Problem details:
Count the lines containing "name" in the entries underneath, and state that count without anything else.

────

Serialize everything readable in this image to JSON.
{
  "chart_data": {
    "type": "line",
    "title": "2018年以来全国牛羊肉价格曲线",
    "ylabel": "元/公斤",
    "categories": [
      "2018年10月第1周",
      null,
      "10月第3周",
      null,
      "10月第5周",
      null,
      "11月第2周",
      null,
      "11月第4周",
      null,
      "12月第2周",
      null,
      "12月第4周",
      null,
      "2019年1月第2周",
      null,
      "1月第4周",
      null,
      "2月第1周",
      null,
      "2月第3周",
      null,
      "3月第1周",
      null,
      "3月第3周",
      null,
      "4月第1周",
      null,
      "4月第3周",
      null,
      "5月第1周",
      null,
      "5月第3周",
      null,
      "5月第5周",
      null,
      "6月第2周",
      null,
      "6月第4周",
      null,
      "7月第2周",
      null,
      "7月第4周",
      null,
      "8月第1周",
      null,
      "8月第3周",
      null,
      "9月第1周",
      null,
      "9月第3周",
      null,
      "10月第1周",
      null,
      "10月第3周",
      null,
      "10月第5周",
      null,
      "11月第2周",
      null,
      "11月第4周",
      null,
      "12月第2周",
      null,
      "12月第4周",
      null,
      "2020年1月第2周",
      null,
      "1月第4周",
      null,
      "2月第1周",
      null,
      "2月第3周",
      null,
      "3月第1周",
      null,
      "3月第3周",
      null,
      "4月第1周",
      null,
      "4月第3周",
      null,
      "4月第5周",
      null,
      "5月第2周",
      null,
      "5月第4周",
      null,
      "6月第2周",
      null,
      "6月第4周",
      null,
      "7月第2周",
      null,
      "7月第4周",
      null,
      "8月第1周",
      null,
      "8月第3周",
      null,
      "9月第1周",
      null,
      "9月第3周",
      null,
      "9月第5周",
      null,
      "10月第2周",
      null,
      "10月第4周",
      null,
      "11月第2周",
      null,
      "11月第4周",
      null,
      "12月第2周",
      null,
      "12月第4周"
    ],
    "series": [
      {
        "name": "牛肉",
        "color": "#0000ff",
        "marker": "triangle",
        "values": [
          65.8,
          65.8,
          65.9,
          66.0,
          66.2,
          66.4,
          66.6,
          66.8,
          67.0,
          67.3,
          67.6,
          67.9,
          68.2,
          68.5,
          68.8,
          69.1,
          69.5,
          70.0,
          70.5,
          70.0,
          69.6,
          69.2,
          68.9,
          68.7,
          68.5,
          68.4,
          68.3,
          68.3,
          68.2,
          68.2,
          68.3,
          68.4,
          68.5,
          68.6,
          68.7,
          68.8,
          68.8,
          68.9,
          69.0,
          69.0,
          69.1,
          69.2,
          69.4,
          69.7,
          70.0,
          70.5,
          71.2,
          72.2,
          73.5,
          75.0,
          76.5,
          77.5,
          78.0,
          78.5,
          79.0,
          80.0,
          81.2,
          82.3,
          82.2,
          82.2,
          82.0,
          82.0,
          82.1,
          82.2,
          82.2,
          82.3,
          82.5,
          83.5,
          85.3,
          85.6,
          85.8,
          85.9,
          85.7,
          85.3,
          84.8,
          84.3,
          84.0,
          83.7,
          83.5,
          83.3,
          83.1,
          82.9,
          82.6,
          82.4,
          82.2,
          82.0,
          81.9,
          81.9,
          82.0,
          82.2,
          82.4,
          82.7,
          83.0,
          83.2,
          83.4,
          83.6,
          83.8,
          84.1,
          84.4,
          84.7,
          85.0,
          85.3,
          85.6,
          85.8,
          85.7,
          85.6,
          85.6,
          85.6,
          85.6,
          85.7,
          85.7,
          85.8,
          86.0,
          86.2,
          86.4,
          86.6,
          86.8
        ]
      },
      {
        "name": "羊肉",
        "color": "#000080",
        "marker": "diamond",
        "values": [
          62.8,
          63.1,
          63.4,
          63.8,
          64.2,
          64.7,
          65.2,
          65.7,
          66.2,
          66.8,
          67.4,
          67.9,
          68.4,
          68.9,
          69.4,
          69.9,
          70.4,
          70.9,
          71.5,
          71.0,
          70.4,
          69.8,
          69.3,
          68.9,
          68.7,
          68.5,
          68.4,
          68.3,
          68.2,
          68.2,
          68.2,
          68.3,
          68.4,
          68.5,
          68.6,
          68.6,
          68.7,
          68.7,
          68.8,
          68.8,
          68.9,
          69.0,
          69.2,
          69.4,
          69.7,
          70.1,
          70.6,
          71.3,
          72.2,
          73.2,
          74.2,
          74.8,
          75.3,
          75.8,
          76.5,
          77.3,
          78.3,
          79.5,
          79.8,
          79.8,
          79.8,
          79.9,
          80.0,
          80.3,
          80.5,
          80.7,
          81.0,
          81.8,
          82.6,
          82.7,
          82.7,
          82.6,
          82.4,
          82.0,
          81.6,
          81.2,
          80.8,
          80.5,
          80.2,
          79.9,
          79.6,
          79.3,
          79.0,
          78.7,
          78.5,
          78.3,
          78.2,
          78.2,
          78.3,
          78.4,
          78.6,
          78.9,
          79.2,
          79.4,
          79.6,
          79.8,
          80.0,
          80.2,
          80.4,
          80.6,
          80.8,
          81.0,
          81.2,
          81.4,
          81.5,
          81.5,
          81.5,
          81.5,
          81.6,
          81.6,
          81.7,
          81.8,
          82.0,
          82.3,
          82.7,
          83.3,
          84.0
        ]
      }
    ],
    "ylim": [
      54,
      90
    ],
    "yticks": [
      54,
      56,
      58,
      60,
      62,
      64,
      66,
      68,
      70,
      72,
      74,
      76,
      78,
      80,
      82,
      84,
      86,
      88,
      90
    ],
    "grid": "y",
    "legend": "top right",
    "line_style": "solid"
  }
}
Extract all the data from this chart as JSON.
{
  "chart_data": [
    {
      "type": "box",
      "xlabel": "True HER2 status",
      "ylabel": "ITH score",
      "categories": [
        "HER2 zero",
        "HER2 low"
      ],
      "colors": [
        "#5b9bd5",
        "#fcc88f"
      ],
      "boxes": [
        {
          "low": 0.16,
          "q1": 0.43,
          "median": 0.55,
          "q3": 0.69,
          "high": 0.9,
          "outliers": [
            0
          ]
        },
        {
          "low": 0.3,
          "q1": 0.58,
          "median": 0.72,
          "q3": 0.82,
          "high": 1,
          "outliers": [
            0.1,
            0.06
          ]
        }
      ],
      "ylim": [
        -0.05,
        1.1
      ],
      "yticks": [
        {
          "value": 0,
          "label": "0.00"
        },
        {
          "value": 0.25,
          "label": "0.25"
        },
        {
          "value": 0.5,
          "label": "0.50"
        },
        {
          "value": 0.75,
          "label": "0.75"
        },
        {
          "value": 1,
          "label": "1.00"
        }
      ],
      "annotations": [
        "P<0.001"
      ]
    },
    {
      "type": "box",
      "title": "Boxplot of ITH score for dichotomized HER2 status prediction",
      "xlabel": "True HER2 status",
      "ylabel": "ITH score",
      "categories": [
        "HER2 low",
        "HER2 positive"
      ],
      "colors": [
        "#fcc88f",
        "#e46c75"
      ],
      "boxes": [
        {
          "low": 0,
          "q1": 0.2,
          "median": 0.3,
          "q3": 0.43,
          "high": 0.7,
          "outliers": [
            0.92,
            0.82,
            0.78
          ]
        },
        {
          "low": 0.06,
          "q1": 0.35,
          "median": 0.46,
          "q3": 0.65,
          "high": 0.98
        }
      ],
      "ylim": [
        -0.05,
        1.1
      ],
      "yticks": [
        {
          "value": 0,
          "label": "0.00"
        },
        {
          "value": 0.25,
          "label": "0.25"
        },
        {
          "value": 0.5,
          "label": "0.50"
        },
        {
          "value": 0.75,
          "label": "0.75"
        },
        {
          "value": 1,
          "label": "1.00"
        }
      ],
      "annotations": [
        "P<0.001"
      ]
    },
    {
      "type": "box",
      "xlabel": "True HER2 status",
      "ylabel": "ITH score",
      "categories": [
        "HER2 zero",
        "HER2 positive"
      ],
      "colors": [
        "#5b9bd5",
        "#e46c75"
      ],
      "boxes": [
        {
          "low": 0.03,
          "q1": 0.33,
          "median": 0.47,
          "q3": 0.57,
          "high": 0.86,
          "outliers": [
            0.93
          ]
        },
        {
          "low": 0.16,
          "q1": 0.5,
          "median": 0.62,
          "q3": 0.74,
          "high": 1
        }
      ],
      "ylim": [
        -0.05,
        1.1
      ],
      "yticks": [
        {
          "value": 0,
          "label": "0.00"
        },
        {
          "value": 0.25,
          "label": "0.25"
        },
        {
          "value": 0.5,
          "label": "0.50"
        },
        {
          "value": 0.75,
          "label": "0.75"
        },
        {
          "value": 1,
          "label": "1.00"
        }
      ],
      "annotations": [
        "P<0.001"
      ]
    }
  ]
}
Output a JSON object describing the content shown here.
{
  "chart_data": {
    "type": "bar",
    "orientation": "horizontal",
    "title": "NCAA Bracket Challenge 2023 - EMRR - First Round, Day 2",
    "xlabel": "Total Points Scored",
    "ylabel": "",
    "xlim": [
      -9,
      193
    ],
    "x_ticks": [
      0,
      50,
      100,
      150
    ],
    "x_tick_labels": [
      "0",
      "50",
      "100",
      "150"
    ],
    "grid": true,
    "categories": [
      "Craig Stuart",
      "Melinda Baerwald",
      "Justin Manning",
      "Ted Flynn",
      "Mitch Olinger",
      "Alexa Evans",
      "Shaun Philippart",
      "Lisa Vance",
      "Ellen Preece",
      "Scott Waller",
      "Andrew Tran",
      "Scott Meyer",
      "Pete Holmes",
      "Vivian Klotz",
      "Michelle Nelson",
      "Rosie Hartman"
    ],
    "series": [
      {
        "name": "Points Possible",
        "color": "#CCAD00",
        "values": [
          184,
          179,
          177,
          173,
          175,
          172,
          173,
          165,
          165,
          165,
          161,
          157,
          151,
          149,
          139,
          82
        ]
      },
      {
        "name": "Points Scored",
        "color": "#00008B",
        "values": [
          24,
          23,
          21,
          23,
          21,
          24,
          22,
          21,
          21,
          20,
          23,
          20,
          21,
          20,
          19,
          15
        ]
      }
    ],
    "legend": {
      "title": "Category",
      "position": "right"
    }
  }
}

────

Full response:
4